___ Input material ___
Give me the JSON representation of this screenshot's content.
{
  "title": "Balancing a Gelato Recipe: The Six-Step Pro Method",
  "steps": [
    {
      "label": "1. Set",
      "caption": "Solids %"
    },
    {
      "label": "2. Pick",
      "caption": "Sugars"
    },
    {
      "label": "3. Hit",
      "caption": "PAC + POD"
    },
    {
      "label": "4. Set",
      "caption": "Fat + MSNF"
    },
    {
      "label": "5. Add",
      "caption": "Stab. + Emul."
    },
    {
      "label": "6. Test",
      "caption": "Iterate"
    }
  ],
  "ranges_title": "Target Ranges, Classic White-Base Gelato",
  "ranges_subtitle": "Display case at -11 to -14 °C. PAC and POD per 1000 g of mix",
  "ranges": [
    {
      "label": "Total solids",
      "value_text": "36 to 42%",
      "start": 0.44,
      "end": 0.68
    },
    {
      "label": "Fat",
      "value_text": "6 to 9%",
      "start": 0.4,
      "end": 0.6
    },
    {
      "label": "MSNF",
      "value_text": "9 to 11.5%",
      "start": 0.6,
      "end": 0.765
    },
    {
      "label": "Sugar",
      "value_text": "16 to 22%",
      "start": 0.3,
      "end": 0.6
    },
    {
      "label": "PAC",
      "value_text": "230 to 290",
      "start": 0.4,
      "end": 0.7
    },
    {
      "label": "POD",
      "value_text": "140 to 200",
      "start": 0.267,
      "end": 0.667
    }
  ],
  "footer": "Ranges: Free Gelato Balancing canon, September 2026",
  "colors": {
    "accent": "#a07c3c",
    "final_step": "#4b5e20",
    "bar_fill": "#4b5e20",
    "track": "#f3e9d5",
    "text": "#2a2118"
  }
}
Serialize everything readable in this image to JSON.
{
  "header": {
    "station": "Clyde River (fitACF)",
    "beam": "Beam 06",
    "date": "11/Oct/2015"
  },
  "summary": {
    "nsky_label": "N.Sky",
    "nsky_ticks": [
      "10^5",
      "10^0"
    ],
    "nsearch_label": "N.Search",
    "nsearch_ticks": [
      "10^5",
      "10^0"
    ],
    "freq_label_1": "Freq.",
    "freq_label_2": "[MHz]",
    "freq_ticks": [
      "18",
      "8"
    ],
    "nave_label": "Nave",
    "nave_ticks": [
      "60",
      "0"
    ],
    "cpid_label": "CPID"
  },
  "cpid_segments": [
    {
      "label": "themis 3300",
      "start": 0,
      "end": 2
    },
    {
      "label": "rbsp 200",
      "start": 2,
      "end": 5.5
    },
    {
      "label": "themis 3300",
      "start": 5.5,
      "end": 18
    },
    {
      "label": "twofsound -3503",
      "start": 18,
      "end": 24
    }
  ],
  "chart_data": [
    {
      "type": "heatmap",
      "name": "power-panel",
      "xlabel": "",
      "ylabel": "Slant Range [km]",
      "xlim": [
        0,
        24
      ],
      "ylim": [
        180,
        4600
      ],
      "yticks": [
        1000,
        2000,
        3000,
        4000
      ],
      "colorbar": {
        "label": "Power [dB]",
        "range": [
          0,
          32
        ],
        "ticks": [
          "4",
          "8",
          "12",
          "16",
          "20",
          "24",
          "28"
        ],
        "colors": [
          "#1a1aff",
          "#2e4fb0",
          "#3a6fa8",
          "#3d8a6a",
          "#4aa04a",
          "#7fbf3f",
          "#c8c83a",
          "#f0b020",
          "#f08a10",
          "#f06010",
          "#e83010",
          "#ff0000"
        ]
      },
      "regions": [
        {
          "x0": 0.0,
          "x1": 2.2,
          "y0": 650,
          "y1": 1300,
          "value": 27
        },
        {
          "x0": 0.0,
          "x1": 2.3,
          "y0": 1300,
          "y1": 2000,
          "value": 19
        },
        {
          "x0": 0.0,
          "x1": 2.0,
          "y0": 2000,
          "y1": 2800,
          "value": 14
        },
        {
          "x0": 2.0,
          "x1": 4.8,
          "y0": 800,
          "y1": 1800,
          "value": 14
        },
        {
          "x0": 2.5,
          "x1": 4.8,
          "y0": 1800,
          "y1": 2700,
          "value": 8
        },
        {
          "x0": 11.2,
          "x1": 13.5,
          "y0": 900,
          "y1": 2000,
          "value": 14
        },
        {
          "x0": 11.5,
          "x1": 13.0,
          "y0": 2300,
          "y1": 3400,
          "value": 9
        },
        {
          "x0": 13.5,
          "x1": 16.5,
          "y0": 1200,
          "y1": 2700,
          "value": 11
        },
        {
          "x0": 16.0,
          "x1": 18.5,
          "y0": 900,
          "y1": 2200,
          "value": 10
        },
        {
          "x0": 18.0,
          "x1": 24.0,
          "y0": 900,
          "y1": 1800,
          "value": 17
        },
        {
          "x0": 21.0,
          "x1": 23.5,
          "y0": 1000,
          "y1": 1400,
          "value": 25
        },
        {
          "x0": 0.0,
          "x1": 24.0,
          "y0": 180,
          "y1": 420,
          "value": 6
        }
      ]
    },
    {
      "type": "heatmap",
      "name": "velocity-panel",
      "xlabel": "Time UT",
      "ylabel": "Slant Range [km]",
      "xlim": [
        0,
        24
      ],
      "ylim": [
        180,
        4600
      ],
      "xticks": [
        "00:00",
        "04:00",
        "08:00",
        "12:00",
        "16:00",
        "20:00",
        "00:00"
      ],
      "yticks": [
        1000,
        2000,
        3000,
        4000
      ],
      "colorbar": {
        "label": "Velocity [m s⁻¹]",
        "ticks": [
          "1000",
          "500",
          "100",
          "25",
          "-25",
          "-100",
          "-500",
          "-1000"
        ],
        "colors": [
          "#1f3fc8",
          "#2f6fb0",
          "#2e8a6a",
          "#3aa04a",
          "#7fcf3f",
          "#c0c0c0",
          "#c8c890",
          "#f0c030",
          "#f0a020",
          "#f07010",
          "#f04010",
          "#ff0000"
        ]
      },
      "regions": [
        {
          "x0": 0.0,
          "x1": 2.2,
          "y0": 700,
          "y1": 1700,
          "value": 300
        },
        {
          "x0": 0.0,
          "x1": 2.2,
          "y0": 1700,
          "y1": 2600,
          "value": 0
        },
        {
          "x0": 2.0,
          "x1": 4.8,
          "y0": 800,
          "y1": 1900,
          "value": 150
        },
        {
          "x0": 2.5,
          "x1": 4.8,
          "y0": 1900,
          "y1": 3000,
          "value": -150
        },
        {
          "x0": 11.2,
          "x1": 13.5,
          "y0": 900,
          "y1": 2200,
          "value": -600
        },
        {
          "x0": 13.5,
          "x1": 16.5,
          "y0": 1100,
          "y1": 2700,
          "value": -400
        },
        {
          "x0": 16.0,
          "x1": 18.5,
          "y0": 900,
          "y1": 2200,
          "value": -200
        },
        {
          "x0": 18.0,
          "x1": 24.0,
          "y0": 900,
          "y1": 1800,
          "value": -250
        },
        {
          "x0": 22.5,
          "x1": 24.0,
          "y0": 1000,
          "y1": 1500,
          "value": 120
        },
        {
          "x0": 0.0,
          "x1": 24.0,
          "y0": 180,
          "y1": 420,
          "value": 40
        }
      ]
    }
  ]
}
___
(Task to complete)
Your task is to output all of the data above word for word.

(The completed task)
Give me the JSON representation of this screenshot's content.
{
  "title": "Balancing a Gelato Recipe: The Six-Step Pro Method",
  "steps": [
    {
      "label": "1. Set",
      "caption": "Solids %"
    },
    {
      "label": "2. Pick",
      "caption": "Sugars"
    },
    {
      "label": "3. Hit",
      "caption": "PAC + POD"
    },
    {
      "label": "4. Set",
      "caption": "Fat + MSNF"
    },
    {
      "label": "5. Add",
      "caption": "Stab. + Emul."
    },
    {
      "label": "6. Test",
      "caption": "Iterate"
    }
  ],
  "ranges_title": "Target Ranges, Classic White-Base Gelato",
  "ranges_subtitle": "Display case at -11 to -14 °C. PAC and POD per 1000 g of mix",
  "ranges": [
    {
      "label": "Total solids",
      "value_text": "36 to 42%",
      "start": 0.44,
      "end": 0.68
    },
    {
      "label": "Fat",
      "value_text": "6 to 9%",
      "start": 0.4,
      "end": 0.6
    },
    {
      "label": "MSNF",
      "value_text": "9 to 11.5%",
      "start": 0.6,
      "end": 0.765
    },
    {
      "label": "Sugar",
      "value_text": "16 to 22%",
      "start": 0.3,
      "end": 0.6
    },
    {
      "label": "PAC",
      "value_text": "230 to 290",
      "start": 0.4,
      "end": 0.7
    },
    {
      "label": "POD",
      "value_text": "140 to 200",
      "start": 0.267,
      "end": 0.667
    }
  ],
  "footer": "Ranges: Free Gelato Balancing canon, September 2026",
  "colors": {
    "accent": "#a07c3c",
    "final_step": "#4b5e20",
    "bar_fill": "#4b5e20",
    "track": "#f3e9d5",
    "text": "#2a2118"
  }
}
Serialize everything readable in this image to JSON.
{
  "header": {
    "station": "Clyde River (fitACF)",
    "beam": "Beam 06",
    "date": "11/Oct/2015"
  },
  "summary": {
    "nsky_label": "N.Sky",
    "nsky_ticks": [
      "10^5",
      "10^0"
    ],
    "nsearch_label": "N.Search",
    "nsearch_ticks": [
      "10^5",
      "10^0"
    ],
    "freq_label_1": "Freq.",
    "freq_label_2": "[MHz]",
    "freq_ticks": [
      "18",
      "8"
    ],
    "nave_label": "Nave",
    "nave_ticks": [
      "60",
      "0"
    ],
    "cpid_label": "CPID"
  },
  "cpid_segments": [
    {
      "label": "themis 3300",
      "start": 0,
      "end": 2
    },
    {
      "label": "rbsp 200",
      "start": 2,
      "end": 5.5
    },
    {
      "label": "themis 3300",
      "start": 5.5,
      "end": 18
    },
    {
      "label": "twofsound -3503",
      "start": 18,
      "end": 24
    }
  ],
  "chart_data": [
    {
      "type": "heatmap",
      "name": "power-panel",
      "xlabel": "",
      "ylabel": "Slant Range [km]",
      "xlim": [
        0,
        24
      ],
      "ylim": [
        180,
        4600
      ],
      "yticks": [
        1000,
        2000,
        3000,
        4000
      ],
      "colorbar": {
        "label": "Power [dB]",
        "range": [
          0,
          32
        ],
        "ticks": [
          "4",
          "8",
          "12",
          "16",
          "20",
          "24",
          "28"
        ],
        "colors": [
          "#1a1aff",
          "#2e4fb0",
          "#3a6fa8",
          "#3d8a6a",
          "#4aa04a",
          "#7fbf3f",
          "#c8c83a",
          "#f0b020",
          "#f08a10",
          "#f06010",
          "#e83010",
          "#ff0000"
        ]
      },
      "regions": [
        {
          "x0": 0.0,
          "x1": 2.2,
          "y0": 650,
          "y1": 1300,
          "value": 27
        },
        {
          "x0": 0.0,
          "x1": 2.3,
          "y0": 1300,
          "y1": 2000,
          "value": 19
        },
        {
          "x0": 0.0,
          "x1": 2.0,
          "y0": 2000,
          "y1": 2800,
          "value": 14
        },
        {
          "x0": 2.0,
          "x1": 4.8,
          "y0": 800,
          "y1": 1800,
          "value": 14
        },
        {
          "x0": 2.5,
          "x1": 4.8,
          "y0": 1800,
          "y1": 2700,
          "value": 8
        },
        {
          "x0": 11.2,
          "x1": 13.5,
          "y0": 900,
          "y1": 2000,
          "value": 14
        },
        {
          "x0": 11.5,
          "x1": 13.0,
          "y0": 2300,
          "y1": 3400,
          "value": 9
        },
        {
          "x0": 13.5,
          "x1": 16.5,
          "y0": 1200,
          "y1": 2700,
          "value": 11
        },
        {
          "x0": 16.0,
          "x1": 18.5,
          "y0": 900,
          "y1": 2200,
          "value": 10
        },
        {
          "x0": 18.0,
          "x1": 24.0,
          "y0": 900,
          "y1": 1800,
          "value": 17
        },
        {
          "x0": 21.0,
          "x1": 23.5,
          "y0": 1000,
          "y1": 1400,
          "value": 25
        },
        {
          "x0": 0.0,
          "x1": 24.0,
          "y0": 180,
          "y1": 420,
          "value": 6
        }
      ]
    },
    {
      "type": "heatmap",
      "name": "velocity-panel",
      "xlabel": "Time UT",
      "ylabel": "Slant Range [km]",
      "xlim": [
        0,
        24
      ],
      "ylim": [
        180,
        4600
      ],
      "xticks": [
        "00:00",
        "04:00",
        "08:00",
        "12:00",
        "16:00",
        "20:00",
        "00:00"
      ],
      "yticks": [
        1000,
        2000,
        3000,
        4000
      ],
      "colorbar": {
        "label": "Velocity [m s⁻¹]",
        "ticks": [
          "1000",
          "500",
          "100",
          "25",
          "-25",
          "-100",
          "-500",
          "-1000"
        ],
        "colors": [
          "#1f3fc8",
          "#2f6fb0",
          "#2e8a6a",
          "#3aa04a",
          "#7fcf3f",
          "#c0c0c0",
          "#c8c890",
          "#f0c030",
          "#f0a020",
          "#f07010",
          "#f04010",
          "#ff0000"
        ]
      },
      "regions": [
        {
          "x0": 0.0,
          "x1": 2.2,
          "y0": 700,
          "y1": 1700,
          "value": 300
        },
        {
          "x0": 0.0,
          "x1": 2.2,
          "y0": 1700,
          "y1": 2600,
          "value": 0
        },
        {
          "x0": 2.0,
          "x1": 4.8,
          "y0": 800,
          "y1": 1900,
          "value": 150
        },
        {
          "x0": 2.5,
          "x1": 4.8,
          "y0": 1900,
          "y1": 3000,
          "value": -150
        },
        {
          "x0": 11.2,
          "x1": 13.5,
          "y0": 900,
          "y1": 2200,
          "value": -600
        },
        {
          "x0": 13.5,
          "x1": 16.5,
          "y0": 1100,
          "y1": 2700,
          "value": -400
        },
        {
          "x0": 16.0,
          "x1": 18.5,
          "y0": 900,
          "y1": 2200,
          "value": -200
        },
        {
          "x0": 18.0,
          "x1": 24.0,
          "y0": 900,
          "y1": 1800,
          "value": -250
        },
        {
          "x0": 22.5,
          "x1": 24.0,
          "y0": 1000,
          "y1": 1500,
          "value": 120
        },
        {
          "x0": 0.0,
          "x1": 24.0,
          "y0": 180,
          "y1": 420,
          "value": 40
        }
      ]
    }
  ]
}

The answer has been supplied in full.